Whenever a line in the records below contains "mention", pick it out.

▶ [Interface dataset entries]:

* * * *

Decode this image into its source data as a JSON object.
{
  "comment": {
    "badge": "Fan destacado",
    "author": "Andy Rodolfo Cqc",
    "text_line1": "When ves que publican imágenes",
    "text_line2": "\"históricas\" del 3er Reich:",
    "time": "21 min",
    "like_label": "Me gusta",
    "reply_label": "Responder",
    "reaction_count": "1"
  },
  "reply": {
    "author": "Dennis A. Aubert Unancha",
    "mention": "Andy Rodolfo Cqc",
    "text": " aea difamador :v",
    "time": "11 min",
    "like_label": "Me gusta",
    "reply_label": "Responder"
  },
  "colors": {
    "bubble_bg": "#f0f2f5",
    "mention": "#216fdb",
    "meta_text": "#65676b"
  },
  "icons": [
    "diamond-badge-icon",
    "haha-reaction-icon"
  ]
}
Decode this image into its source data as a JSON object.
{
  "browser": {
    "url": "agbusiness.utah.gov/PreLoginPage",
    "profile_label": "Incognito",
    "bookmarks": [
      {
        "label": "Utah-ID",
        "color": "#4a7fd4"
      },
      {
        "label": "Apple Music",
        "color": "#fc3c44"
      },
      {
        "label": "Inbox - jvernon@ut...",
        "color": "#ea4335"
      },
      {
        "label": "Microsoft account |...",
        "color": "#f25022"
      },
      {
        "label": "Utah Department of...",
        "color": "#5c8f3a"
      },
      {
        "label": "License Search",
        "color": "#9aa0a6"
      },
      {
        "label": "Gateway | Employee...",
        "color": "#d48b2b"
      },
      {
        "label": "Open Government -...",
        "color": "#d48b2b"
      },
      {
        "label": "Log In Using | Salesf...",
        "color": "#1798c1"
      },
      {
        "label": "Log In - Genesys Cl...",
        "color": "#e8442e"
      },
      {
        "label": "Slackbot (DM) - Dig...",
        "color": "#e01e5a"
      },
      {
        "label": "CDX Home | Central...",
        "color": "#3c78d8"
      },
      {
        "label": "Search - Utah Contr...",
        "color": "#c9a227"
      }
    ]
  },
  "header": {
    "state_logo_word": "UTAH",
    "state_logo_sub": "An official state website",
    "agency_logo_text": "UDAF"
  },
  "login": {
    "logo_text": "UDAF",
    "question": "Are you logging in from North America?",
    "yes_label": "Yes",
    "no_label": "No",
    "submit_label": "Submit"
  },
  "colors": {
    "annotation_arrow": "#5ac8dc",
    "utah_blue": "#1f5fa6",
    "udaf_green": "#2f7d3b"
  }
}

* * * *

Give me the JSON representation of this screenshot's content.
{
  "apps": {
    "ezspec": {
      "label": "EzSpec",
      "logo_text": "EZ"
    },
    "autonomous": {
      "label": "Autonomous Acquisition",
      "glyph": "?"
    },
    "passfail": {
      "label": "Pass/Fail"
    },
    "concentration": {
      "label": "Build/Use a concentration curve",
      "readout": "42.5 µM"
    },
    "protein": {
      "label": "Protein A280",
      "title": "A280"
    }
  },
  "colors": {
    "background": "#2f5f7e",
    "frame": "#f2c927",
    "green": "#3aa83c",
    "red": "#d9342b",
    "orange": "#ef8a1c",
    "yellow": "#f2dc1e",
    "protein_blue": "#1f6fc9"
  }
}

* * * *

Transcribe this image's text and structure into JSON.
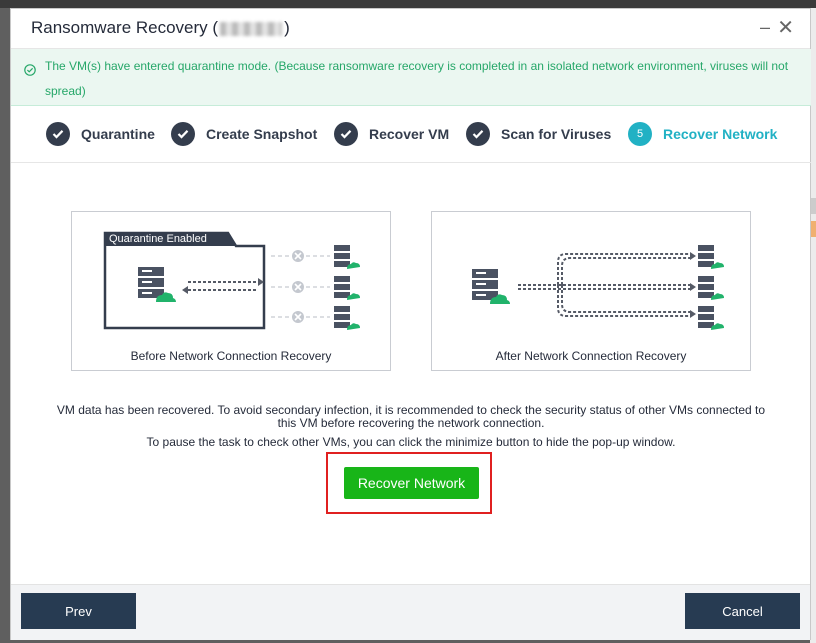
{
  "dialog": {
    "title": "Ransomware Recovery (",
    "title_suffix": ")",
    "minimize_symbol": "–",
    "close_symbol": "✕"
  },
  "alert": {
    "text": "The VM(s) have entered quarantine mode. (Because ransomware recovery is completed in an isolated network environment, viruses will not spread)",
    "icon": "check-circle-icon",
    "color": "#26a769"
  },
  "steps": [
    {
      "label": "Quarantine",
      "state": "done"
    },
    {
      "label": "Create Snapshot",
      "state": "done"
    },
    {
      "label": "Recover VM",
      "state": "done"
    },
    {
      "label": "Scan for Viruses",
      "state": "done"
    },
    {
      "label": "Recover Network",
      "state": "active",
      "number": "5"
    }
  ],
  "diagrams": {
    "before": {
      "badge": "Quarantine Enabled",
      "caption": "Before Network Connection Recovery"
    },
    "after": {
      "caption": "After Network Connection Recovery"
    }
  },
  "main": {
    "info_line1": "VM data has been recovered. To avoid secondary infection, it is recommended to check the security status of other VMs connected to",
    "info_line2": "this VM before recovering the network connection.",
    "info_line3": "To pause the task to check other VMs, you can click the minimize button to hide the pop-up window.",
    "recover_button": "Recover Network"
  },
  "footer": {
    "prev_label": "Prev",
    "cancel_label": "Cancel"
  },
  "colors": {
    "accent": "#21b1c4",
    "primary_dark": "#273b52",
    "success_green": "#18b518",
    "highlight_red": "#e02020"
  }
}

* * * *

▶ [RESPONSE AREA]:
    "mention": "Andy Rodolfo Cqc",
    "mention": "#216fdb",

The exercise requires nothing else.